Extracted data entries
- - -
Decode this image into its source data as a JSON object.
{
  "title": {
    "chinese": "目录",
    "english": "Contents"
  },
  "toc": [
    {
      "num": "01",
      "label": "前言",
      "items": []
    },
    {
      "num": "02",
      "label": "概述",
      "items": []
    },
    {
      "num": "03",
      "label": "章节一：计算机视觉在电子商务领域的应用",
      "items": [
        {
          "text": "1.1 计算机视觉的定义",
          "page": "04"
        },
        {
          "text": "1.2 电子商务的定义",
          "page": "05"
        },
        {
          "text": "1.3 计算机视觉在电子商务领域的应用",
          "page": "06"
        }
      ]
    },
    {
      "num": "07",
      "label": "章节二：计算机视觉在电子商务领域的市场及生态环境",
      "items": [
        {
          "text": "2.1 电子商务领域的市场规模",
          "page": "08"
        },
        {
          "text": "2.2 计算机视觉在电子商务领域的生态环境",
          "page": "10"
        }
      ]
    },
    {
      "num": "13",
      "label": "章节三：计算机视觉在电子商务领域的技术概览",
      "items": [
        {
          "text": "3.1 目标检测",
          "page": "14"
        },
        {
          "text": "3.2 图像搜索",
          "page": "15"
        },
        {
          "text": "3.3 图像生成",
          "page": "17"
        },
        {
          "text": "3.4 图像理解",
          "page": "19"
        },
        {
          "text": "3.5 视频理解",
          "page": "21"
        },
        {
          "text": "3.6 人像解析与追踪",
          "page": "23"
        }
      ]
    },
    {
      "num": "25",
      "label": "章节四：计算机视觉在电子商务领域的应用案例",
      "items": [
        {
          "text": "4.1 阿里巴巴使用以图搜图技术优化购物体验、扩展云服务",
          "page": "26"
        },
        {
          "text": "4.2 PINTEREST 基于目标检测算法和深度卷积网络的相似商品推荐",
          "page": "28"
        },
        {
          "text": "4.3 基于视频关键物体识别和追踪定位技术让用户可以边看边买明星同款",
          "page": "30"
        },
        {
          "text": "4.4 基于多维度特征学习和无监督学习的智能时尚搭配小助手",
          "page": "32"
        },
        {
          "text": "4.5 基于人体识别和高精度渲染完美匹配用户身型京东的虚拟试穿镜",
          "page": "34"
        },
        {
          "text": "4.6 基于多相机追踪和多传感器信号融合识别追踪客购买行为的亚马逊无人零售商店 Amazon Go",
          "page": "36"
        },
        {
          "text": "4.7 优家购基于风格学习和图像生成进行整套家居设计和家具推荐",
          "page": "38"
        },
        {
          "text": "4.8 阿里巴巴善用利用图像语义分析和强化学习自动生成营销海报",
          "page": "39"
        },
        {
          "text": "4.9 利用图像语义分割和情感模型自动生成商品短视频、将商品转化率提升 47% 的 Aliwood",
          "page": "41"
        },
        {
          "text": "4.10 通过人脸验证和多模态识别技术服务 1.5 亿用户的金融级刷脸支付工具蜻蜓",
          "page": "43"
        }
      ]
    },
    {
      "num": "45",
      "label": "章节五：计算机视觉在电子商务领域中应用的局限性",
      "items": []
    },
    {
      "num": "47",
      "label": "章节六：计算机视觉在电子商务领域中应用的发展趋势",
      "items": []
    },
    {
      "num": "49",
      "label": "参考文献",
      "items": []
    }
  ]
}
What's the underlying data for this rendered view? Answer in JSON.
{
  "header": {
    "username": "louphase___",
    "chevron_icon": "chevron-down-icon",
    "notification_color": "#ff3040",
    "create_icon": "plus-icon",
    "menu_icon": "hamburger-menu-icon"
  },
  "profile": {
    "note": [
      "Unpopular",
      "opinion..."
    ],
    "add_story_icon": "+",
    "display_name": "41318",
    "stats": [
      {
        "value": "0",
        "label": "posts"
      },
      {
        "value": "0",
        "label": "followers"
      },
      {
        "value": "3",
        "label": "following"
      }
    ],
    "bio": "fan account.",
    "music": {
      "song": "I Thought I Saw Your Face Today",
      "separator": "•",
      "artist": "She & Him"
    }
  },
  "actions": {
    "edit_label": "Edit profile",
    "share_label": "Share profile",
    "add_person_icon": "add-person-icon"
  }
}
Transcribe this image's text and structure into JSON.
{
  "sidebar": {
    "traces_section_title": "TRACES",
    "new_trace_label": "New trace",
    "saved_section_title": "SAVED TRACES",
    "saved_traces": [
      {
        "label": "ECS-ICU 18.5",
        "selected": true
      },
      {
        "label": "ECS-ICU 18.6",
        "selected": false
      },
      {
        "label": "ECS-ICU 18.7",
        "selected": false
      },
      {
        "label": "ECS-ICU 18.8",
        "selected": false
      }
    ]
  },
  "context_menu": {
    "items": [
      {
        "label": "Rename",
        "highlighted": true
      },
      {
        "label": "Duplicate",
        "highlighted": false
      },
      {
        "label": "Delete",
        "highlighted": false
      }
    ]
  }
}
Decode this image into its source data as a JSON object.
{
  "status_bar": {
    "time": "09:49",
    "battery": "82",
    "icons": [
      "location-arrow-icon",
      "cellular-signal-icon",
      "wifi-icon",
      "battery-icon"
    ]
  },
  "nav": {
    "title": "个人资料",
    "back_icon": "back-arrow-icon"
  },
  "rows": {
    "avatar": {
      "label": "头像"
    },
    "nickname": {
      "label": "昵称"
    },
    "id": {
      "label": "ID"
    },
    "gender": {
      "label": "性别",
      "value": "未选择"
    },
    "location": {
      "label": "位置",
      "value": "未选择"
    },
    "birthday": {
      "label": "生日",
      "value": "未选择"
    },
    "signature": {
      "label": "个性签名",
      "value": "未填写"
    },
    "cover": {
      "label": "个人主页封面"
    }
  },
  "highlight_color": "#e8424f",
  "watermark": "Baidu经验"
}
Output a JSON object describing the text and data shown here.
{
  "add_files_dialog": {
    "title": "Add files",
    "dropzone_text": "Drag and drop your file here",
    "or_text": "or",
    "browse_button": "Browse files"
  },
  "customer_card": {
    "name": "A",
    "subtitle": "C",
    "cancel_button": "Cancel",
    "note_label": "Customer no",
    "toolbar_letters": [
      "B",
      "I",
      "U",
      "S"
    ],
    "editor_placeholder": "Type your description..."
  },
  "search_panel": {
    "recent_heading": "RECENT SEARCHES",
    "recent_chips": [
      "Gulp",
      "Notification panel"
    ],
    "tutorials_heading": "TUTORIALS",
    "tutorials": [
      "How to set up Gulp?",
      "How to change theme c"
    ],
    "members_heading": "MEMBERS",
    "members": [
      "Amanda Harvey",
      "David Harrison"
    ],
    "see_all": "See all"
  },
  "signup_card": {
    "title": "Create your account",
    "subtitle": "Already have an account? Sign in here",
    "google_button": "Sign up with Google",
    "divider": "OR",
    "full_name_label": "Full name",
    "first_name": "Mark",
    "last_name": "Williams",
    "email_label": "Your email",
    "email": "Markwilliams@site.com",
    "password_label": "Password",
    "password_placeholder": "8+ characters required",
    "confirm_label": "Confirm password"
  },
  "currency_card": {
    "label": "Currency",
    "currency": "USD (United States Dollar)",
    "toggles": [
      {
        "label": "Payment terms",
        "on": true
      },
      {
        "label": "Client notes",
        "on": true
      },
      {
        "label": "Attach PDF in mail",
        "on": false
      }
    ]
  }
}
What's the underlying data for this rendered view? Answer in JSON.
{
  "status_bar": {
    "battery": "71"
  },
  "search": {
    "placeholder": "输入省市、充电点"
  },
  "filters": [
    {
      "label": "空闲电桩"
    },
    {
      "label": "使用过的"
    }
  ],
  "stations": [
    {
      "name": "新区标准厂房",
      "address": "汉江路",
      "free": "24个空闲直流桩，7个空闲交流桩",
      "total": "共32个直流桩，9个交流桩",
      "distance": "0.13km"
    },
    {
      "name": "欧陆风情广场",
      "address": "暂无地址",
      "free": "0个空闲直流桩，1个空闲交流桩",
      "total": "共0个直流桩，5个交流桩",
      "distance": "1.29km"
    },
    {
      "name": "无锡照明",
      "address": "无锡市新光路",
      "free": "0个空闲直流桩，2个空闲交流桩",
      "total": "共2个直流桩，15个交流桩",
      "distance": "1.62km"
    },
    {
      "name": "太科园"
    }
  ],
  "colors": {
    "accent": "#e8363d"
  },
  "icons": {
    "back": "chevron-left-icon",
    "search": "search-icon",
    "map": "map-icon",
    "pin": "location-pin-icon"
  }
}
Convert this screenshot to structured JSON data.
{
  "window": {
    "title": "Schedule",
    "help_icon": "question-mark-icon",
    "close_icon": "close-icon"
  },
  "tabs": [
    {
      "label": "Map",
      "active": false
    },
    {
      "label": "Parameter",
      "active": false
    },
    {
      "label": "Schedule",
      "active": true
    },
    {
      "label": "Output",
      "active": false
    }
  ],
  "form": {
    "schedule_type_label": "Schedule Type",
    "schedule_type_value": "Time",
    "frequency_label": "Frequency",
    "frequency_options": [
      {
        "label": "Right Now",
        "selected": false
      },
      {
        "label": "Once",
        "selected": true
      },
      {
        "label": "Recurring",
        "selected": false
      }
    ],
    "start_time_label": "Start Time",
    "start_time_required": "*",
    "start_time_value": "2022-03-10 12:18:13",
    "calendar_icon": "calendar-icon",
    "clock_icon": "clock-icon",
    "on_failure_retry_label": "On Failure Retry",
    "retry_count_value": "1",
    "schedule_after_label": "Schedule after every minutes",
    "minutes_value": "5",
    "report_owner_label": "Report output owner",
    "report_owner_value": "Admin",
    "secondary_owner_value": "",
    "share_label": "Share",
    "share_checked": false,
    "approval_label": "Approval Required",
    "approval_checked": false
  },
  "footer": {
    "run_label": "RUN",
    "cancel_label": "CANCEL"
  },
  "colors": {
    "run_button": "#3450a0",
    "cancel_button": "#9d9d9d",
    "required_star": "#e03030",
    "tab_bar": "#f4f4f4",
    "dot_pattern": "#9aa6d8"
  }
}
- - -
- [TO BE DONE]: Return every line above that contains the word "free".

- [TASK RESULT]:
      "free": "24个空闲直流桩，7个空闲交流桩",
      "free": "0个空闲直流桩，1个空闲交流桩",
      "free": "0个空闲直流桩，2个空闲交流桩",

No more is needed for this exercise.